■ EXCERPTED DATA ■
►

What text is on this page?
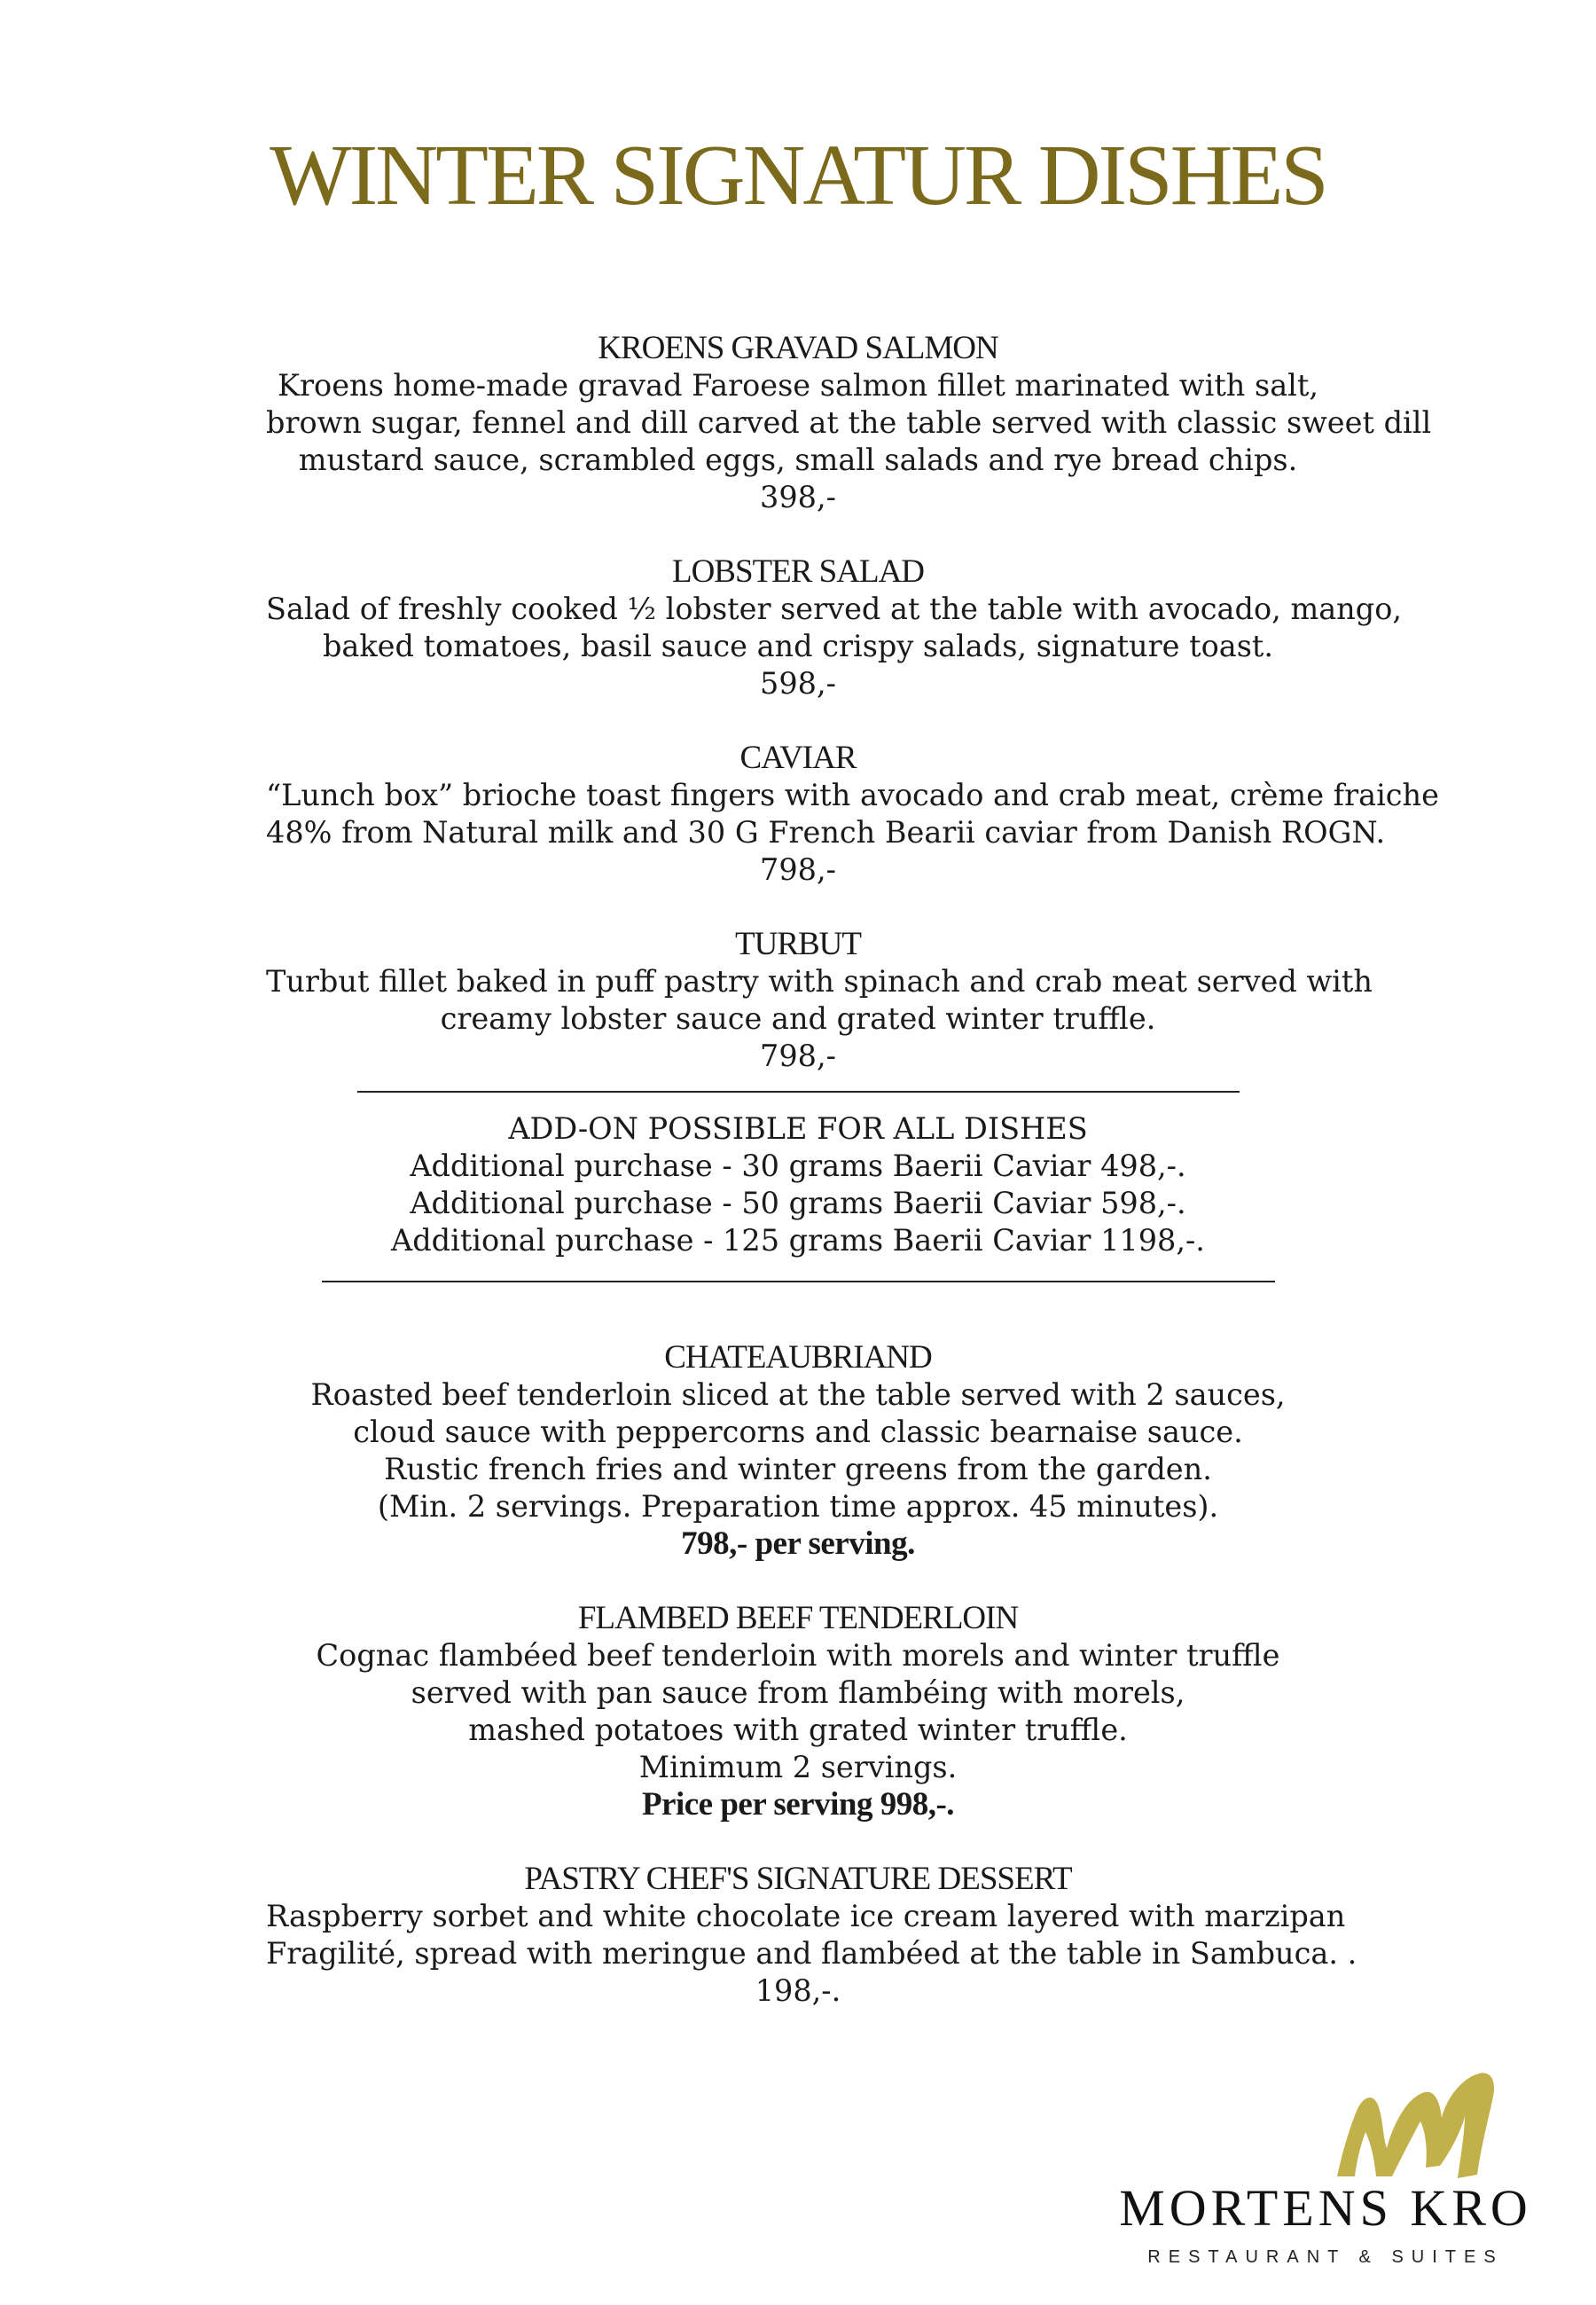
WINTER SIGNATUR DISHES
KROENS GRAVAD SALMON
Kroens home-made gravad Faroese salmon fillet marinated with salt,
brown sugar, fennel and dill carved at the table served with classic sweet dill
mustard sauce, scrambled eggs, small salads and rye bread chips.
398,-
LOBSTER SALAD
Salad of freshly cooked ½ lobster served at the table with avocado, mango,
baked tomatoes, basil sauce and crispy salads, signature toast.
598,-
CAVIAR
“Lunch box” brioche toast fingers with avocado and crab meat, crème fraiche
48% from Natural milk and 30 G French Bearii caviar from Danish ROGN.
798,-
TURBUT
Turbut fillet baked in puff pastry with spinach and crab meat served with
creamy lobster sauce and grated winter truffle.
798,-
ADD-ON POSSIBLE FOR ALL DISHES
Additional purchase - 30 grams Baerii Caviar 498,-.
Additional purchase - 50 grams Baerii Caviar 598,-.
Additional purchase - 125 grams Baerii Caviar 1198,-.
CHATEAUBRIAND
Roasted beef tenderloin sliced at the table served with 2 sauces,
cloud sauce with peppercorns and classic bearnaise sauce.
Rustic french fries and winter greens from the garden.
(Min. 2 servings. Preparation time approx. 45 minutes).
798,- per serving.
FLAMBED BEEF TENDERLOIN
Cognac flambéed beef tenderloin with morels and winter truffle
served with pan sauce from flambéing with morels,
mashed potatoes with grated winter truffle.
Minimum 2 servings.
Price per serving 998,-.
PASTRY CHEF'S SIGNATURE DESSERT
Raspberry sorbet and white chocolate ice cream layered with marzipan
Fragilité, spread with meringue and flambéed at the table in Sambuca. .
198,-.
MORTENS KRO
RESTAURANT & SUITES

◄

■ TASK BRIEF ■
Return a copy of every line that includes the word "avocado".

■ EXERCISE ANSWER ■
Salad of freshly cooked ½ lobster served at the table with avocado, mango,
“Lunch box” brioche toast fingers with avocado and crab meat, crème fraiche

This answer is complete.